▸ **What is required**
Find every line in the records below that holds the word "周恩来总理为我国的外交事业做出了重要贡献" and copy it.

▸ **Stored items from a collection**
═══
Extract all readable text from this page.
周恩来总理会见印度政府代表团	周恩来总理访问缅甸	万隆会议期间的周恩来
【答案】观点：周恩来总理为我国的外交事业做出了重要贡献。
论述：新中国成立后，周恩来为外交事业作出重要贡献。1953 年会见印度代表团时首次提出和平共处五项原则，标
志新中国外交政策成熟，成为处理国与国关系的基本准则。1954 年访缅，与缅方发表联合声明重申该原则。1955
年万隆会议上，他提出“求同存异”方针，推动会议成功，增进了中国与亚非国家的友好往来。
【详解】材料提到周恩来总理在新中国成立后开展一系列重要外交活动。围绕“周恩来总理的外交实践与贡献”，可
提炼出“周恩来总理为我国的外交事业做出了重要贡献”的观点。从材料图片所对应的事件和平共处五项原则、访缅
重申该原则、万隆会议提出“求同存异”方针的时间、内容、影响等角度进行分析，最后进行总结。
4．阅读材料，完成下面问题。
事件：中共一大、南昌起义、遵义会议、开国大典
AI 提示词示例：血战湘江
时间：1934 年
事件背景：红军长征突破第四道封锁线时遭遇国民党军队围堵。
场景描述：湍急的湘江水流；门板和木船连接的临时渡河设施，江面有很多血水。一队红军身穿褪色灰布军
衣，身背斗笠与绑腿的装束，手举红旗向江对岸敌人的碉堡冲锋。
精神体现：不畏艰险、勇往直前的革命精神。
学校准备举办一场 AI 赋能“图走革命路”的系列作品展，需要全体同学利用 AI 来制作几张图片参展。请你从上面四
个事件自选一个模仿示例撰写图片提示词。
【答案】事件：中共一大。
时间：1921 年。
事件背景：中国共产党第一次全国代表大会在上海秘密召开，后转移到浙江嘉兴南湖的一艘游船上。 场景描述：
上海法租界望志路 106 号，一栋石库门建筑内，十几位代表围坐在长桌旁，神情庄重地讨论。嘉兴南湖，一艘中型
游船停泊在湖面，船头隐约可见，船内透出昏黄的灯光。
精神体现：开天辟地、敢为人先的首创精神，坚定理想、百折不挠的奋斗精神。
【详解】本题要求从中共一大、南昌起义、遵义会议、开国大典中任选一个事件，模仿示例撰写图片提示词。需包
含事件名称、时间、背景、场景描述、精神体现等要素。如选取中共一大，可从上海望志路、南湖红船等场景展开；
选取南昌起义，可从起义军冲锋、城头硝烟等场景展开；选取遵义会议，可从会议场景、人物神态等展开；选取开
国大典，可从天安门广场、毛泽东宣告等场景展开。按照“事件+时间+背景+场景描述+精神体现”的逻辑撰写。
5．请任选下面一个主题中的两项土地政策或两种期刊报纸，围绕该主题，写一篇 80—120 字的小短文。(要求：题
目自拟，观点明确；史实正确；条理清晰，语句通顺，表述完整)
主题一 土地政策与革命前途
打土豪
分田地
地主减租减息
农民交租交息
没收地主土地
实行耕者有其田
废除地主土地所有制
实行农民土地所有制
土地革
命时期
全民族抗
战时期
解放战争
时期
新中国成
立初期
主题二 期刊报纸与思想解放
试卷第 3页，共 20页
═══
▸ **Exercise response**
【答案】观点：周恩来总理为我国的外交事业做出了重要贡献。
提炼出“周恩来总理为我国的外交事业做出了重要贡献”的观点。从材料图片所对应的事件和平共处五项原则、访缅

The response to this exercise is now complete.